Tell me how many lines hold "content", please, using only the number.

***** SUPPLIED RECORDS

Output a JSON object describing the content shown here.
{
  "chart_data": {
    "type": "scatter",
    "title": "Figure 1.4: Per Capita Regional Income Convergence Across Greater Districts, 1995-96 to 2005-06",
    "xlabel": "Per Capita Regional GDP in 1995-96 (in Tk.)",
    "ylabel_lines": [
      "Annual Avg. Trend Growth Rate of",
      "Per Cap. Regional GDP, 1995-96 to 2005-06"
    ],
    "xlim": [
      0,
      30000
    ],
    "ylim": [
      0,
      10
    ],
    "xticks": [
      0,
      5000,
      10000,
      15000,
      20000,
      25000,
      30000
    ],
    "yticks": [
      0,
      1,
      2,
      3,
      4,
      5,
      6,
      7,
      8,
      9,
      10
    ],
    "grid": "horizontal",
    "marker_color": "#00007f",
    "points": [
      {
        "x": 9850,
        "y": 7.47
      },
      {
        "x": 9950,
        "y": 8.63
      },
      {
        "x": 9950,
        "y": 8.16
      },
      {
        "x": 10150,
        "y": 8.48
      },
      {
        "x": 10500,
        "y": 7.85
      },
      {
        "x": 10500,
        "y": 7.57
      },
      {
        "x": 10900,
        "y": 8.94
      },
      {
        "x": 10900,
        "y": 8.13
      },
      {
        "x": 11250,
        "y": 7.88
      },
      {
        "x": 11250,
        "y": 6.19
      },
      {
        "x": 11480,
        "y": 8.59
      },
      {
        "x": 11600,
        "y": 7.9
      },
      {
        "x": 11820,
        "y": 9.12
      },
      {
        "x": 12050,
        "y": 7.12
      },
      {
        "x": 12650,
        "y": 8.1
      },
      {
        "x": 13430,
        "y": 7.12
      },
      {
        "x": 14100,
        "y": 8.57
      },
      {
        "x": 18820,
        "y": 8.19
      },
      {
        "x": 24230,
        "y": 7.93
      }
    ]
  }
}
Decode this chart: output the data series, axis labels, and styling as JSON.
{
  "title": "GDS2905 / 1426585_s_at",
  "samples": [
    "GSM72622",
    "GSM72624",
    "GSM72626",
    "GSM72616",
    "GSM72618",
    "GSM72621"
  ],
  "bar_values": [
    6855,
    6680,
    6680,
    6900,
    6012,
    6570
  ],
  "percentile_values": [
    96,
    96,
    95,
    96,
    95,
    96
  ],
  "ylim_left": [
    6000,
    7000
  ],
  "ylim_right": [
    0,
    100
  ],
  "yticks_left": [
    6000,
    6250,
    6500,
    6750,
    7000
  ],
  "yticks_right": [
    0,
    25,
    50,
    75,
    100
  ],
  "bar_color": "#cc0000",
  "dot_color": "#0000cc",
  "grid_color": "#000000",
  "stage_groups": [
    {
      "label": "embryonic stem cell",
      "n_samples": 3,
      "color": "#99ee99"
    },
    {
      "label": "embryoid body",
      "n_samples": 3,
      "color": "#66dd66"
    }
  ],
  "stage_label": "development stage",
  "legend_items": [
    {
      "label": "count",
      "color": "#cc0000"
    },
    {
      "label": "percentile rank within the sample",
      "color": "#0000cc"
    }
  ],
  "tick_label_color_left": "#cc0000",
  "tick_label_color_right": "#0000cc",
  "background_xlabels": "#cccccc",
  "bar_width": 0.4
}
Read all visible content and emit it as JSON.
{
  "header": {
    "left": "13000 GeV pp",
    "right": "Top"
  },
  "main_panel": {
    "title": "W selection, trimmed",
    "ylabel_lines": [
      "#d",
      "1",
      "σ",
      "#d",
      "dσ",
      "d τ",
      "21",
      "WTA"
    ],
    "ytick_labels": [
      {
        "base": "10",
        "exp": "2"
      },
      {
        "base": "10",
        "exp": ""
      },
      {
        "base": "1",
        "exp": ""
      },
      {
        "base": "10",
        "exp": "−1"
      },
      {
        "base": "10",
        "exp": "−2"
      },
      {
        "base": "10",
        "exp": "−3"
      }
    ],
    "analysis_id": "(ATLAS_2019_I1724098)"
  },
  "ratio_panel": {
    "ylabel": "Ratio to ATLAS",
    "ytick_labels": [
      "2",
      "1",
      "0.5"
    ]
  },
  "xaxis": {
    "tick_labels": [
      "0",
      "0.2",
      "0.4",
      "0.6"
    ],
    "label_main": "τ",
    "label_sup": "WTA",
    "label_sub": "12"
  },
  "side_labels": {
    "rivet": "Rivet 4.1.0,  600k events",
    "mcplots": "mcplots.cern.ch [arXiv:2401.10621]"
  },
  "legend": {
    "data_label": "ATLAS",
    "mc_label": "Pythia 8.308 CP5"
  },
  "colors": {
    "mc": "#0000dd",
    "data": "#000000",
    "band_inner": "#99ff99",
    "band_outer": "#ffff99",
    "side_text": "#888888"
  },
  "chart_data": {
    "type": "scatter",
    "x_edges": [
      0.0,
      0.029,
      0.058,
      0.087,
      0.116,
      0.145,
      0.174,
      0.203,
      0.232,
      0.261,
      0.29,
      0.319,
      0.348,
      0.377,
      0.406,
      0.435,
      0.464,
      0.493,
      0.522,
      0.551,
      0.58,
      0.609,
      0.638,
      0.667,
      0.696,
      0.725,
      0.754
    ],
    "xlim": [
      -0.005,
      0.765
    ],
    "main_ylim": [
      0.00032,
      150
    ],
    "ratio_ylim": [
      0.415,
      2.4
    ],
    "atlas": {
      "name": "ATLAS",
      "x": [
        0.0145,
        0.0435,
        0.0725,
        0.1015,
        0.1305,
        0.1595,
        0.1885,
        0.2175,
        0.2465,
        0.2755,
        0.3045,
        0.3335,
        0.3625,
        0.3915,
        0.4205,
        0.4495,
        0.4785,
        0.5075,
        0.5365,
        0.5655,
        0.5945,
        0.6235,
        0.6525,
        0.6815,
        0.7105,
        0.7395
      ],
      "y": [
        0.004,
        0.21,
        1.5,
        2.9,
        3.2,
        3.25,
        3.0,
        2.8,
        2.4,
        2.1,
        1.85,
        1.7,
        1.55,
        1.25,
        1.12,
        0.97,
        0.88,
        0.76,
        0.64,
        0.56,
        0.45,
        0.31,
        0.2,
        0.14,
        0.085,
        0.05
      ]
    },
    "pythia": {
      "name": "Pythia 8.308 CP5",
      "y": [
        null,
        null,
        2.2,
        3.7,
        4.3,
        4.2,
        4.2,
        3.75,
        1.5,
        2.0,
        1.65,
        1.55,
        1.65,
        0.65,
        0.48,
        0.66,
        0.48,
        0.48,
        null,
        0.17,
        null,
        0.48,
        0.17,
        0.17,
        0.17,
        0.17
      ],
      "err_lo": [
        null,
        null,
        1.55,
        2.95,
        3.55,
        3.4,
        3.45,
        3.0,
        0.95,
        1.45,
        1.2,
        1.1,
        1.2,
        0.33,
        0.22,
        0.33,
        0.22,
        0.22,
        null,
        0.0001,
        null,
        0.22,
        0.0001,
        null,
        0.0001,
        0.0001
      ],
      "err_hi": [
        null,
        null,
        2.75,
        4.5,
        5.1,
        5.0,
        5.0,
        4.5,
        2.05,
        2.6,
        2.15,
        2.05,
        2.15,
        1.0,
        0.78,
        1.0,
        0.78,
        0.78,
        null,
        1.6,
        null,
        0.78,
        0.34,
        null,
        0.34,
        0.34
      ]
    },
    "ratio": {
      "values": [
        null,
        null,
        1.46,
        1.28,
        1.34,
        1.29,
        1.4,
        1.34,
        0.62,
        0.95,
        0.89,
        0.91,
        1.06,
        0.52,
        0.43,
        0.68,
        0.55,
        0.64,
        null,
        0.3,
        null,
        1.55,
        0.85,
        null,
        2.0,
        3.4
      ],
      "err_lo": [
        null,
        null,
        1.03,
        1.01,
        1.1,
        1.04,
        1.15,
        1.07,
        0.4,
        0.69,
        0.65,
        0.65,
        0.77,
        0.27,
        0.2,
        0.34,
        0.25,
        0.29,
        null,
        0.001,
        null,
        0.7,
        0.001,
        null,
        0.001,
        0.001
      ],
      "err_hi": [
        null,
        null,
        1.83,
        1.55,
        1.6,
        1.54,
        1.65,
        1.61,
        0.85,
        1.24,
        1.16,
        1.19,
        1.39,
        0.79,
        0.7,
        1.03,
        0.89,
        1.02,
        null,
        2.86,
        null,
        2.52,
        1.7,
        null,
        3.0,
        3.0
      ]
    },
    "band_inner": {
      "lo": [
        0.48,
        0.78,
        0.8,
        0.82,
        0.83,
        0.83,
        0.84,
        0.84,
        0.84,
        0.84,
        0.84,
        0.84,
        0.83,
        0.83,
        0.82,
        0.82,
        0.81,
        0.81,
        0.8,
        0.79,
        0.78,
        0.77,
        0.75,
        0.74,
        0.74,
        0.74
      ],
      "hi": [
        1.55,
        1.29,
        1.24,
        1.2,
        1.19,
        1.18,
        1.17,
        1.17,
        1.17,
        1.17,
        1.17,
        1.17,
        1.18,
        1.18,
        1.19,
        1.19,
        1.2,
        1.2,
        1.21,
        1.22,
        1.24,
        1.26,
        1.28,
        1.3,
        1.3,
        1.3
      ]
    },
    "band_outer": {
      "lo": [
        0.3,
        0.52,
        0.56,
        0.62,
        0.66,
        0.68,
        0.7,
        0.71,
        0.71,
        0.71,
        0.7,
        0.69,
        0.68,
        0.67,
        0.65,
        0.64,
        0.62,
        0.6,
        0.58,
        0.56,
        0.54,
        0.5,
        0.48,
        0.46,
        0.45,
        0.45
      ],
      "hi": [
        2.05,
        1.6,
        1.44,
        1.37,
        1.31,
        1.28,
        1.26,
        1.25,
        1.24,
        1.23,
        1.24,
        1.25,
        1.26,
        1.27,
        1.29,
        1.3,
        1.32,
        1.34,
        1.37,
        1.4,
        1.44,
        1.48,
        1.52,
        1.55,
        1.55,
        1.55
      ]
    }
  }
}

**********

RESPONSE FOR THIS EXERCISE >> 2